**GIVEN TASK**
Recast everything from the line containing "play-icon xyxy=(1707,1038,1747,1080)" down to the line containing "phone-device: Hey Girl" as a Markdown table with columns Row and Line, numbering each line and skipping blank lines.

═══ LISTED ENTRIES ═══

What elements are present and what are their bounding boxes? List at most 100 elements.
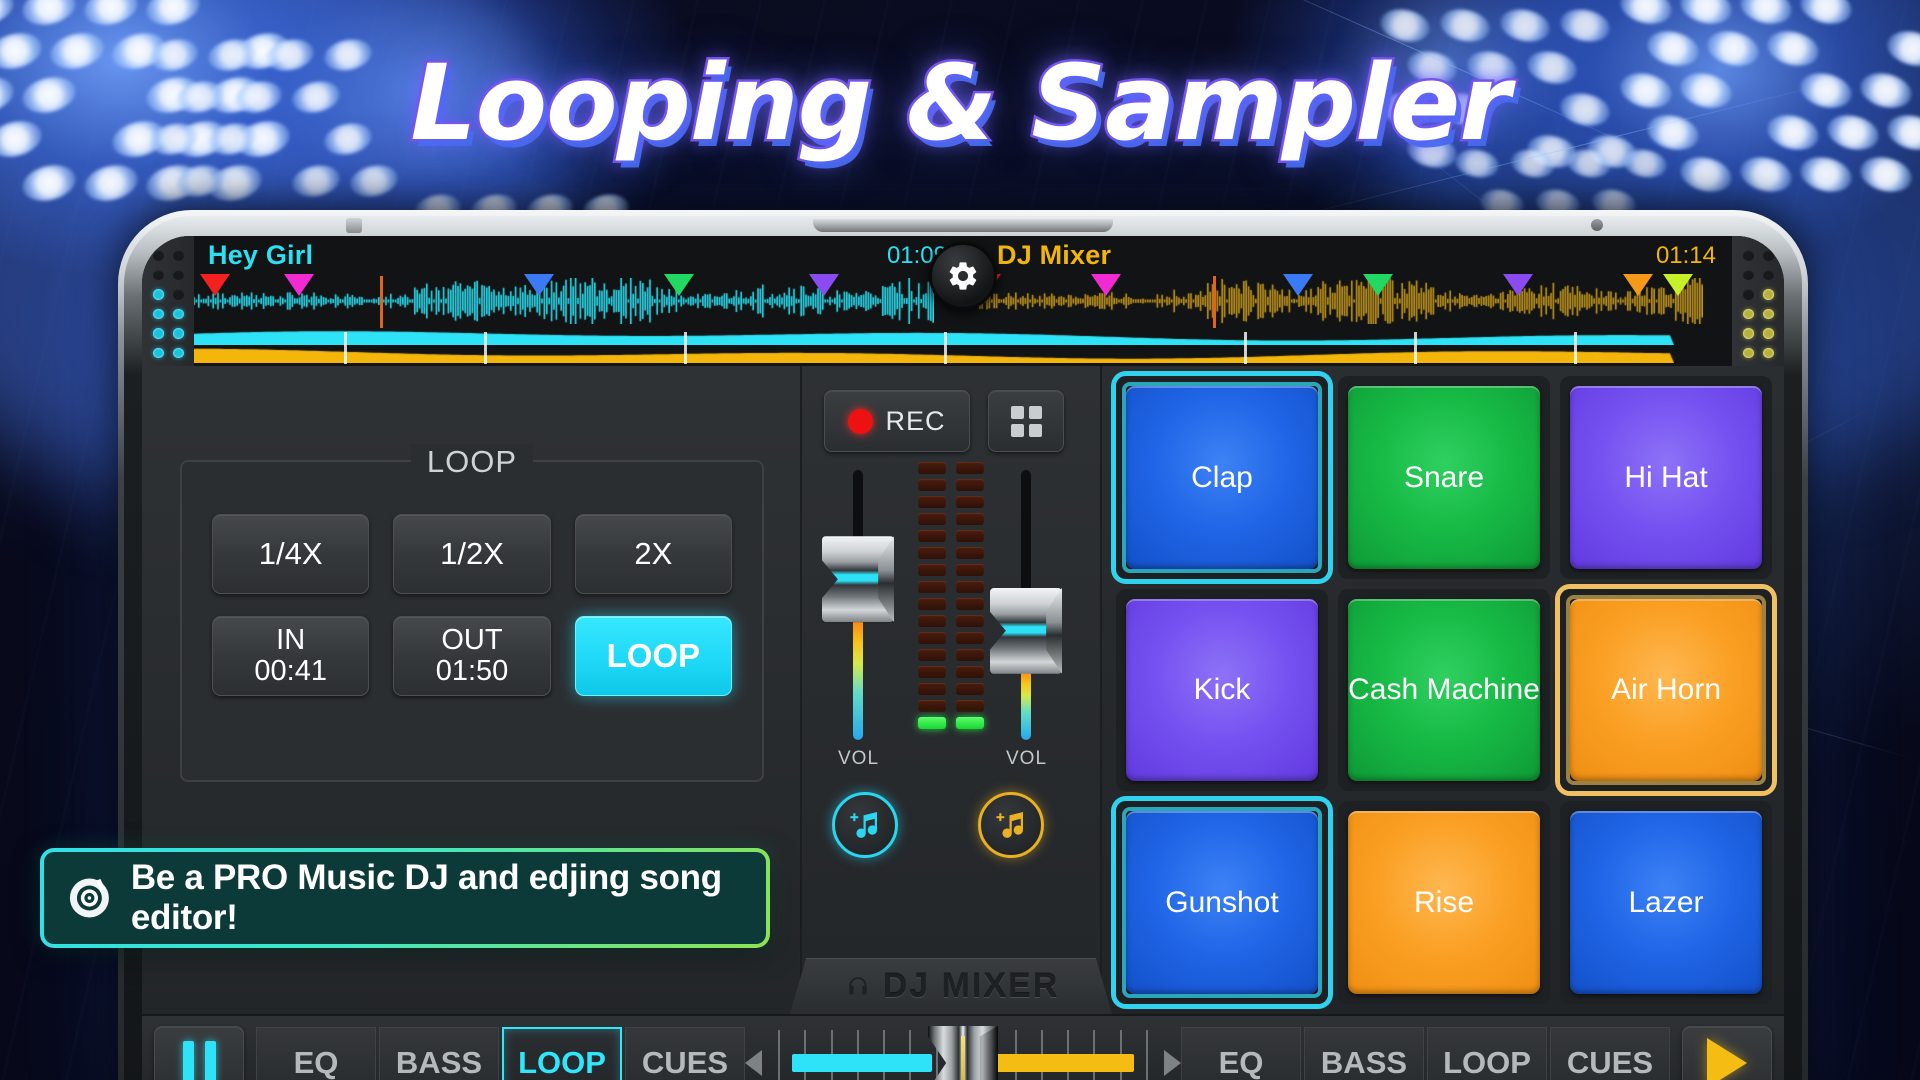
play-icon xyxy=(1707,1038,1747,1080)
sampler-pad-cell[interactable]: Snare xyxy=(1338,376,1550,579)
overview-tick xyxy=(944,332,947,364)
crossfader-left-arrow-icon[interactable] xyxy=(745,1050,762,1076)
vu-segment xyxy=(918,632,946,644)
loop-out-label: OUT xyxy=(441,623,503,656)
grille-column xyxy=(172,250,184,358)
vu-segment xyxy=(956,632,984,644)
loop-quarter-button[interactable]: 1/4X xyxy=(212,514,370,594)
sampler-pad[interactable]: Gunshot xyxy=(1126,811,1318,994)
tab-loop[interactable]: LOOP xyxy=(1427,1027,1547,1080)
overview-tick xyxy=(1244,332,1247,364)
grille-dot xyxy=(172,269,184,280)
page-title: Looping & Sampler xyxy=(408,40,1513,167)
sampler-pad-cell[interactable]: Gunshot xyxy=(1116,801,1328,1004)
play-button[interactable] xyxy=(1682,1026,1772,1080)
grille-dot xyxy=(1762,328,1774,339)
grille-dot xyxy=(172,289,184,300)
loop-toggle-button[interactable]: LOOP xyxy=(574,616,732,696)
vu-segment xyxy=(918,598,946,610)
cue-marker[interactable] xyxy=(200,274,230,296)
loop-half-button[interactable]: 1/2X xyxy=(393,514,551,594)
sampler-pad[interactable]: Air Horn xyxy=(1570,598,1762,782)
record-button[interactable]: REC xyxy=(824,390,970,452)
sampler-pad-cell[interactable]: Hi Hat xyxy=(1560,376,1772,579)
deck-right-waveform[interactable] xyxy=(963,278,1703,324)
grille-dot xyxy=(172,308,184,319)
overview-bar-right-deck[interactable] xyxy=(194,348,1674,363)
cue-marker[interactable] xyxy=(1623,274,1653,296)
vu-segment xyxy=(956,564,984,576)
vu-segment xyxy=(956,479,984,491)
cue-marker[interactable] xyxy=(1363,274,1393,296)
loop-panel-title: LOOP xyxy=(410,444,534,480)
cue-marker[interactable] xyxy=(1283,274,1313,296)
phone-device: Hey Girl 01:09 DJ Mixer 01:14 LOOP 1/4X … xyxy=(118,210,1808,1080)
sampler-pad[interactable]: Kick xyxy=(1126,598,1318,782)
sampler-pad-cell[interactable]: Air Horn xyxy=(1560,588,1772,792)
tab-cues[interactable]: CUES xyxy=(1550,1027,1670,1080)
tab-cues[interactable]: CUES xyxy=(625,1027,745,1080)
deck-left[interactable]: Hey Girl 01:09 xyxy=(194,236,963,330)
loop-in-button[interactable]: IN 00:41 xyxy=(212,616,370,696)
volume-fader-right[interactable] xyxy=(990,470,1062,740)
vu-segment xyxy=(956,717,984,729)
sampler-pad-cell[interactable]: Clap xyxy=(1116,376,1328,579)
add-track-left-button[interactable] xyxy=(832,792,898,858)
crossfader[interactable] xyxy=(778,1026,1148,1080)
tab-eq[interactable]: EQ xyxy=(256,1027,376,1080)
crossfader-right-arrow-icon[interactable] xyxy=(1164,1050,1181,1076)
add-track-right-button[interactable] xyxy=(978,792,1044,858)
loop-out-button[interactable]: OUT 01:50 xyxy=(393,616,551,696)
loop-double-button[interactable]: 2X xyxy=(574,514,732,594)
crossfader-tick xyxy=(778,1030,780,1080)
tab-bass[interactable]: BASS xyxy=(379,1027,499,1080)
cue-marker[interactable] xyxy=(1663,274,1693,296)
dj-app-screen: Hey Girl 01:09 DJ Mixer 01:14 LOOP 1/4X … xyxy=(142,236,1784,1080)
grid-four-icon xyxy=(1010,405,1042,437)
pause-icon xyxy=(182,1041,216,1080)
overview-tick xyxy=(484,332,487,364)
crossfader-area xyxy=(745,1026,1181,1080)
sampler-pad-cell[interactable]: Kick xyxy=(1116,588,1328,792)
vu-segment xyxy=(956,547,984,559)
cue-marker[interactable] xyxy=(1503,274,1533,296)
pad-grid-button[interactable] xyxy=(988,390,1064,452)
sampler-pad[interactable]: Rise xyxy=(1348,811,1540,994)
waveform-row: Hey Girl 01:09 DJ Mixer 01:14 xyxy=(142,236,1784,366)
phone-earpiece xyxy=(813,219,1113,232)
cue-marker[interactable] xyxy=(1091,274,1121,296)
left-deck-tabs: EQ BASS LOOP CUES xyxy=(256,1027,745,1080)
deck-right[interactable]: DJ Mixer 01:14 xyxy=(963,236,1732,330)
overview-bar-left-deck[interactable] xyxy=(194,330,1674,345)
fader-left-knob[interactable] xyxy=(822,536,894,623)
cue-marker[interactable] xyxy=(809,274,839,296)
vu-segment xyxy=(918,700,946,712)
cue-marker[interactable] xyxy=(524,274,554,296)
sampler-pad[interactable]: Clap xyxy=(1126,386,1318,569)
volume-fader-left[interactable] xyxy=(822,470,894,740)
record-label: REC xyxy=(885,405,946,436)
loop-out-time: 01:50 xyxy=(435,655,509,687)
sampler-pad-cell[interactable]: Lazer xyxy=(1560,801,1772,1004)
sampler-pad[interactable]: Snare xyxy=(1348,386,1540,569)
sampler-pad[interactable]: Lazer xyxy=(1570,811,1762,994)
loop-button-grid: 1/4X 1/2X 2X IN 00:41 OUT 01:50 LOOP xyxy=(212,514,732,696)
vu-segment xyxy=(956,683,984,695)
pause-button[interactable] xyxy=(154,1026,244,1080)
tab-eq[interactable]: EQ xyxy=(1181,1027,1301,1080)
fader-right-knob[interactable] xyxy=(990,587,1062,674)
sampler-pad[interactable]: Hi Hat xyxy=(1570,386,1762,569)
dj-mixer-badge: DJ MIXER xyxy=(790,958,1112,1014)
sampler-pad-cell[interactable]: Rise xyxy=(1338,801,1550,1004)
cue-marker[interactable] xyxy=(284,274,314,296)
vu-segment xyxy=(918,530,946,542)
overview-bars[interactable] xyxy=(194,330,1732,366)
tab-bass[interactable]: BASS xyxy=(1304,1027,1424,1080)
cue-marker[interactable] xyxy=(664,274,694,296)
sampler-pad[interactable]: Cash Machine xyxy=(1348,598,1540,782)
settings-button[interactable] xyxy=(929,242,997,310)
loop-in-label: IN xyxy=(276,623,306,656)
tab-loop[interactable]: LOOP xyxy=(502,1027,622,1080)
vu-segment xyxy=(956,649,984,661)
sampler-pad-cell[interactable]: Cash Machine xyxy=(1338,588,1550,792)
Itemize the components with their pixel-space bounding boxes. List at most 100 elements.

═══

**EXPECTED ANSWER**
| Row | Line |
|---|---|
| 1 | play-icon xyxy=(1707,1038,1747,1080) |
| 2 | sampler-pad-cell[interactable]: Snare xyxy=(1338,376,1550,579) |
| 3 | overview-tick xyxy=(944,332,947,364) |
| 4 | crossfader-left-arrow-icon[interactable] xyxy=(745,1050,762,1076) |
| 5 | vu-segment xyxy=(918,632,946,644) |
| 6 | loop-out-label: OUT xyxy=(441,623,503,656) |
| 7 | grille-column xyxy=(172,250,184,358) |
| 8 | vu-segment xyxy=(956,632,984,644) |
| 9 | loop-quarter-button[interactable]: 1/4X xyxy=(212,514,370,594) |
| 10 | sampler-pad[interactable]: Gunshot xyxy=(1126,811,1318,994) |
| 11 | tab-loop[interactable]: LOOP xyxy=(1427,1027,1547,1080) |
| 12 | overview-tick xyxy=(1244,332,1247,364) |
| 13 | grille-dot xyxy=(172,269,184,280) |
| 14 | page-title: Looping & Sampler xyxy=(408,40,1513,167) |
| 15 | sampler-pad-cell[interactable]: Gunshot xyxy=(1116,801,1328,1004) |
| 16 | play-button[interactable] xyxy=(1682,1026,1772,1080) |
| 17 | grille-dot xyxy=(1762,328,1774,339) |
| 18 | grille-dot xyxy=(172,289,184,300) |
| 19 | loop-toggle-button[interactable]: LOOP xyxy=(574,616,732,696) |
| 20 | vu-segment xyxy=(918,598,946,610) |
| 21 | cue-marker[interactable] xyxy=(200,274,230,296) |
| 22 | loop-half-button[interactable]: 1/2X xyxy=(393,514,551,594) |
| 23 | sampler-pad[interactable]: Air Horn xyxy=(1570,598,1762,782) |
| 24 | record-button[interactable]: REC xyxy=(824,390,970,452) |
| 25 | sampler-pad-cell[interactable]: Hi Hat xyxy=(1560,376,1772,579) |
| 26 | deck-right-waveform[interactable] xyxy=(963,278,1703,324) |
| 27 | grille-dot xyxy=(172,308,184,319) |
| 28 | overview-bar-right-deck[interactable] xyxy=(194,348,1674,363) |
| 29 | cue-marker[interactable] xyxy=(1623,274,1653,296) |
| 30 | vu-segment xyxy=(956,564,984,576) |
| 31 | vu-segment xyxy=(956,479,984,491) |
| 32 | cue-marker[interactable] xyxy=(1363,274,1393,296) |
| 33 | loop-panel-title: LOOP xyxy=(410,444,534,480) |
| 34 | cue-marker[interactable] xyxy=(1283,274,1313,296) |
| 35 | phone-device: Hey Girl 01:09 DJ Mixer 01:14 LOOP 1/4X … xyxy=(118,210,1808,1080) |